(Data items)
----
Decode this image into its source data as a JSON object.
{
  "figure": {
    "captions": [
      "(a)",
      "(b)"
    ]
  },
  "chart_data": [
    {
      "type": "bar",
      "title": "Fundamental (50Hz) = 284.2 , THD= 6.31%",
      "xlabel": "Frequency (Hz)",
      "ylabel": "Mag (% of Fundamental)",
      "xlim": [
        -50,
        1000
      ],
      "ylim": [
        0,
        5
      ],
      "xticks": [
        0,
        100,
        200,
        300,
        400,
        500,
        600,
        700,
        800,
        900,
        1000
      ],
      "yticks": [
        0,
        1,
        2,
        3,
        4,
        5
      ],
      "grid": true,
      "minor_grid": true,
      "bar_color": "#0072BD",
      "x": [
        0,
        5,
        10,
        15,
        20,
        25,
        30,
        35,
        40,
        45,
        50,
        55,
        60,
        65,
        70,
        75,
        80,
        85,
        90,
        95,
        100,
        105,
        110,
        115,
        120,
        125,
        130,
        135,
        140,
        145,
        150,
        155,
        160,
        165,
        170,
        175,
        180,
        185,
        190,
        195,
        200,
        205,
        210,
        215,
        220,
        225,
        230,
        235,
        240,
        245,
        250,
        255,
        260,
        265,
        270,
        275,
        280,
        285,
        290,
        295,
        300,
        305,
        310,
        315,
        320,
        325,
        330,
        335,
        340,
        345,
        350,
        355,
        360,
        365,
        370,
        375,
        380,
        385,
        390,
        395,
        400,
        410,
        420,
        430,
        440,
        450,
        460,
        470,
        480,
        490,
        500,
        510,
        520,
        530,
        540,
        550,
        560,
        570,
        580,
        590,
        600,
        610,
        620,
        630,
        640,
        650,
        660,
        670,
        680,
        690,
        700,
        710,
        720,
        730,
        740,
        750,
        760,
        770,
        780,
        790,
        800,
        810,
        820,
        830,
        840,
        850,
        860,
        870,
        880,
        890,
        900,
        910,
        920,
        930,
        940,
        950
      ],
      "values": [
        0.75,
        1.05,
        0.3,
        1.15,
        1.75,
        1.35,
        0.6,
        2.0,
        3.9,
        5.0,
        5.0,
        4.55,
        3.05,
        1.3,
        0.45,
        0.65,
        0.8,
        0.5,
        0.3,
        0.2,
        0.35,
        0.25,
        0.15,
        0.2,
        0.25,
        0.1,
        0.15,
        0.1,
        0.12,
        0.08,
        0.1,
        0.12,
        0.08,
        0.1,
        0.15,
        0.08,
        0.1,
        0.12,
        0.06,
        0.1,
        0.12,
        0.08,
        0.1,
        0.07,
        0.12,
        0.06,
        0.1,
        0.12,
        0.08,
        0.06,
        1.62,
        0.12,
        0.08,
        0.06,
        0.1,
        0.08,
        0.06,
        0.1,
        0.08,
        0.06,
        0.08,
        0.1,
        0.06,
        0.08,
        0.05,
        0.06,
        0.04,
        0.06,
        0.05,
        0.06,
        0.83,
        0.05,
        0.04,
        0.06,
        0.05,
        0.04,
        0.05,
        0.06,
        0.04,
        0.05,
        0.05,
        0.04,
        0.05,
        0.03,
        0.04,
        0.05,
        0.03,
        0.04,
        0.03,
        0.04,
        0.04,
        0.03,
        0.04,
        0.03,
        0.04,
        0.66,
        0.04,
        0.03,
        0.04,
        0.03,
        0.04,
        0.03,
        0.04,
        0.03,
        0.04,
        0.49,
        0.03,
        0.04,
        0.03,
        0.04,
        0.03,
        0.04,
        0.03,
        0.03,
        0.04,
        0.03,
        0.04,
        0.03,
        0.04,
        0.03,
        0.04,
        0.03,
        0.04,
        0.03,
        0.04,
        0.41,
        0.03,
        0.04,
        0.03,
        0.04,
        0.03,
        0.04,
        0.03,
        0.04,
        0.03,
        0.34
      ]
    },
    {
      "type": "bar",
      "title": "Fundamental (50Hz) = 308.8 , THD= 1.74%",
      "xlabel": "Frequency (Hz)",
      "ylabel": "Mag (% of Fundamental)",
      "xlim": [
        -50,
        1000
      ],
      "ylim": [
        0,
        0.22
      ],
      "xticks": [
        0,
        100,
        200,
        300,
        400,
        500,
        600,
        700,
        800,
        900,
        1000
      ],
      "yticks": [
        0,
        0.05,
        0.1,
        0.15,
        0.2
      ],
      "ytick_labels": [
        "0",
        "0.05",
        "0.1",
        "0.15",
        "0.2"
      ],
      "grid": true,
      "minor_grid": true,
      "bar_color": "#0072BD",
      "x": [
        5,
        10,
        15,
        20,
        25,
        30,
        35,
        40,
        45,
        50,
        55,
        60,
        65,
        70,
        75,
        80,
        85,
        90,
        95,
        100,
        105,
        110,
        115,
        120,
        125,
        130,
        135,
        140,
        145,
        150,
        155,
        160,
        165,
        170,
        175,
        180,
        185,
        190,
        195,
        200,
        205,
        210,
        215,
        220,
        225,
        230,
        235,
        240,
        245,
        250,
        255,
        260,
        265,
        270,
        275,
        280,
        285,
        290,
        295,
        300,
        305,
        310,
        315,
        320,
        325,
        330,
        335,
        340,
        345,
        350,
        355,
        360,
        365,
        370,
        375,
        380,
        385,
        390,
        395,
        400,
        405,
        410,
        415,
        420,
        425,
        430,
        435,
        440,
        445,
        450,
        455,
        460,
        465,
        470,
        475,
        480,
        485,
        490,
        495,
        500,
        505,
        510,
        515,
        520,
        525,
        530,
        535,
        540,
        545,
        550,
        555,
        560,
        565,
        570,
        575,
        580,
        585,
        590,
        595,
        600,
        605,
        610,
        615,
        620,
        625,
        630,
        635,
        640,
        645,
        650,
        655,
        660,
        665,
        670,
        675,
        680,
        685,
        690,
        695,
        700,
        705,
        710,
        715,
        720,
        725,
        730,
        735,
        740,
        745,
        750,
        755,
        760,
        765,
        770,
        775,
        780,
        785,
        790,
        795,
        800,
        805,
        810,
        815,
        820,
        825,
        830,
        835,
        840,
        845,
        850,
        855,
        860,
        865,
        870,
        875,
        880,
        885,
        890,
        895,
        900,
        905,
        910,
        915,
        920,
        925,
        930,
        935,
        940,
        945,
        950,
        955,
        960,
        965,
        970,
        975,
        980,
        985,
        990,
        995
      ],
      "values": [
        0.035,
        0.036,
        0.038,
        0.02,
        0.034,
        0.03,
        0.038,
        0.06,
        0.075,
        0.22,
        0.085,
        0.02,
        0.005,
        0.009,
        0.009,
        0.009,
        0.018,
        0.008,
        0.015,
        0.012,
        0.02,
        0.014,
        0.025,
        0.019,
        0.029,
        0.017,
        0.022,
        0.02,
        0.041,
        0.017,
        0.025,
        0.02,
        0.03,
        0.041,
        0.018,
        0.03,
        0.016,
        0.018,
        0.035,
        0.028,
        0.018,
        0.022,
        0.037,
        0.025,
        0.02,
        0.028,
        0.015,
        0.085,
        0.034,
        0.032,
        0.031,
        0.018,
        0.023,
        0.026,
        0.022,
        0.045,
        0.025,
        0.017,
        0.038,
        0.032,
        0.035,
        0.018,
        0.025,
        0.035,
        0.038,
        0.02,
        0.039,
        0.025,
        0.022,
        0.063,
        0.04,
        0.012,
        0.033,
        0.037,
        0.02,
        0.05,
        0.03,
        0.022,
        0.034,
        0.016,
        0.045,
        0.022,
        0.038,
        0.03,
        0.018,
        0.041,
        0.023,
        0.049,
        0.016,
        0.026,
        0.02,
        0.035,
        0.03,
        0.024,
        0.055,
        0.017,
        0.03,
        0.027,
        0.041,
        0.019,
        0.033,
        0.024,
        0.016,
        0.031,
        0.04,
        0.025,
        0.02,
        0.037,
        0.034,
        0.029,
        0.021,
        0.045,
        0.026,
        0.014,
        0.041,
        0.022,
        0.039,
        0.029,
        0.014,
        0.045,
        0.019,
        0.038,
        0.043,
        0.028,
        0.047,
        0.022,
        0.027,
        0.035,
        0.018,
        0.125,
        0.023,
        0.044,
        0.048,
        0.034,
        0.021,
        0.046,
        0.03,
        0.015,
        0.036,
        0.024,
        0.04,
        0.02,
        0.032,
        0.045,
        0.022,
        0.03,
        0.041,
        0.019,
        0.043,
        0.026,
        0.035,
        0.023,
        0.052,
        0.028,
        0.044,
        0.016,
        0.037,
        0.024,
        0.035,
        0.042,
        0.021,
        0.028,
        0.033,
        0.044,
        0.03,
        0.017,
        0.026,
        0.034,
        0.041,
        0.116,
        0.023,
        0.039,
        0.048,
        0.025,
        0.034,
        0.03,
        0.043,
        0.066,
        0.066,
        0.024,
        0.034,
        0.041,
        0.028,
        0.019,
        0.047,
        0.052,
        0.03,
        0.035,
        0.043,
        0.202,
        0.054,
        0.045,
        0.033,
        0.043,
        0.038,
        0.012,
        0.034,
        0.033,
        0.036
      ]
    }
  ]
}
----
*Task prompt*. Show each line of the listing that holds the string "title".

*Full solution*.
      "title": "Fundamental (50Hz) = 284.2 , THD= 6.31%",
      "title": "Fundamental (50Hz) = 308.8 , THD= 1.74%",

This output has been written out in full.